> _The exercise_: Count every line below in which "applicable" occurs, then give only the count.

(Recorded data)
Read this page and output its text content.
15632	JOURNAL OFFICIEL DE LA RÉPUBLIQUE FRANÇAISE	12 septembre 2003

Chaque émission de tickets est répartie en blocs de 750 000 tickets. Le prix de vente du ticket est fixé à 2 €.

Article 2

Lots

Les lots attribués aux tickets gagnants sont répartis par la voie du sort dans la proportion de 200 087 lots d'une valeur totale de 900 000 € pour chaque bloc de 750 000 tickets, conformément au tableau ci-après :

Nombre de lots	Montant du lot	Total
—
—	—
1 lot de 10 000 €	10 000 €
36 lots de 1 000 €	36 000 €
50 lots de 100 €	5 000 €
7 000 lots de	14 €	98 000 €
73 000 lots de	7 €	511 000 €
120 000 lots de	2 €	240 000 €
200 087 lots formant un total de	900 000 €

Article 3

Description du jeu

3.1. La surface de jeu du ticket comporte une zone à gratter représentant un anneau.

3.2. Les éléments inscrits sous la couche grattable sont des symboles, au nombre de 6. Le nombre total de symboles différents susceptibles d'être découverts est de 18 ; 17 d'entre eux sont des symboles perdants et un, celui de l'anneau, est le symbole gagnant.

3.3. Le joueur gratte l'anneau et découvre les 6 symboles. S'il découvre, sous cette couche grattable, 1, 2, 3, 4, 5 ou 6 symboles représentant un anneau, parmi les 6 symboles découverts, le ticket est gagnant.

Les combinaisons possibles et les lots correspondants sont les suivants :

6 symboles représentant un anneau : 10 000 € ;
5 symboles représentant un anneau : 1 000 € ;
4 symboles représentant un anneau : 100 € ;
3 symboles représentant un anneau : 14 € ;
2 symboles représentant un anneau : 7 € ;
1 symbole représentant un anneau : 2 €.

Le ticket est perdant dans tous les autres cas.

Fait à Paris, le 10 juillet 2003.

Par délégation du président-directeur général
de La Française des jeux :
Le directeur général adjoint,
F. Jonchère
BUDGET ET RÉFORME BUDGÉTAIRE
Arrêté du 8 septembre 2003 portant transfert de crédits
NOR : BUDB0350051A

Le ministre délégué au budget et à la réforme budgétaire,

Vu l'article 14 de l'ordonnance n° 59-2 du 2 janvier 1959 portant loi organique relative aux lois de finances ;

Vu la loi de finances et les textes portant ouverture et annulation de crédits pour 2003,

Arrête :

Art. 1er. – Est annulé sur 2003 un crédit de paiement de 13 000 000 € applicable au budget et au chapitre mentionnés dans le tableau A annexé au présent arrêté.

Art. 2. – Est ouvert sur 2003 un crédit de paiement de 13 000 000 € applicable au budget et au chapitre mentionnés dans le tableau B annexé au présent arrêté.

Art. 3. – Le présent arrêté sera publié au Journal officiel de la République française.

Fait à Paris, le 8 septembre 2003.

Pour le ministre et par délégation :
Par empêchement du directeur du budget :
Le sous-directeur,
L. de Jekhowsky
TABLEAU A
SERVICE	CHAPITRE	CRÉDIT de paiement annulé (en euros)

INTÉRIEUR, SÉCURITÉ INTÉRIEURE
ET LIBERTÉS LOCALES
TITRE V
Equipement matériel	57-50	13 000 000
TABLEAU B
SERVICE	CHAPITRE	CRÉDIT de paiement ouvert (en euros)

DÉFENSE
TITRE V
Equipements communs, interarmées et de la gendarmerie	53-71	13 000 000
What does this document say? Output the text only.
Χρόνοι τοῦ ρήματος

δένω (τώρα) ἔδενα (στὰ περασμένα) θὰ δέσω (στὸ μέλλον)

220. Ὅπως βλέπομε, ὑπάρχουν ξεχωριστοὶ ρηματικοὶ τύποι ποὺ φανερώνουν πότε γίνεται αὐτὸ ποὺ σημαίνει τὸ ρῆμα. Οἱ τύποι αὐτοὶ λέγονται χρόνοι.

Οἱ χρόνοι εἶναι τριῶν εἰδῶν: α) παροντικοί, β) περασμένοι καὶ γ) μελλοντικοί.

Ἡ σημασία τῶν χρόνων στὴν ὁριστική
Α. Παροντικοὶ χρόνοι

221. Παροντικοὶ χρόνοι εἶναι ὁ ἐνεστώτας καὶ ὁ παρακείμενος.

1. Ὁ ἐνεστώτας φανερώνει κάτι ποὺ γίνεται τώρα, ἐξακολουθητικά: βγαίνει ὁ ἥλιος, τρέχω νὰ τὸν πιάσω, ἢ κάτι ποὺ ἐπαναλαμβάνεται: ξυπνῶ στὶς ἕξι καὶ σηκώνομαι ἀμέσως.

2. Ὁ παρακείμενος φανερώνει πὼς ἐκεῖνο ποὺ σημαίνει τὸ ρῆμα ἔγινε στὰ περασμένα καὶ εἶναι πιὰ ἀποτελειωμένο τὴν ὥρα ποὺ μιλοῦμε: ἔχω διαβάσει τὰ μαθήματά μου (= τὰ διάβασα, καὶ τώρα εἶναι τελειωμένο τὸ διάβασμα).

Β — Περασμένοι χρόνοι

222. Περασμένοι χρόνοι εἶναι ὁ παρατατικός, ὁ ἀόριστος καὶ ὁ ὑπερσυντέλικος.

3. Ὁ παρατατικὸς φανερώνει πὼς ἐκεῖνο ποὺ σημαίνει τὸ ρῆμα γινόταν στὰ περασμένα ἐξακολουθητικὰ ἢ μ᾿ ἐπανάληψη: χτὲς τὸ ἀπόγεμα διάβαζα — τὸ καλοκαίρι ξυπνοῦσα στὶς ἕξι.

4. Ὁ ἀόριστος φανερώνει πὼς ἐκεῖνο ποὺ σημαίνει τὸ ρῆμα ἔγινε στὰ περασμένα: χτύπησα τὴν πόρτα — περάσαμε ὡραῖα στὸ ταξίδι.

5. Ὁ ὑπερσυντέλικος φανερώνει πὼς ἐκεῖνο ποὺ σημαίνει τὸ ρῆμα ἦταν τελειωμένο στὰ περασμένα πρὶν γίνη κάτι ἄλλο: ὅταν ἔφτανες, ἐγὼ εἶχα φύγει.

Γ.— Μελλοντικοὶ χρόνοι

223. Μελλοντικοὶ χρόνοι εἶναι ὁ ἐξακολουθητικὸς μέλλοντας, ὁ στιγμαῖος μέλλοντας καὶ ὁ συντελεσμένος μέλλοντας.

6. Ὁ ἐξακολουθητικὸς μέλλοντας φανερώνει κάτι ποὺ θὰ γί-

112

> _Output of the task_: 2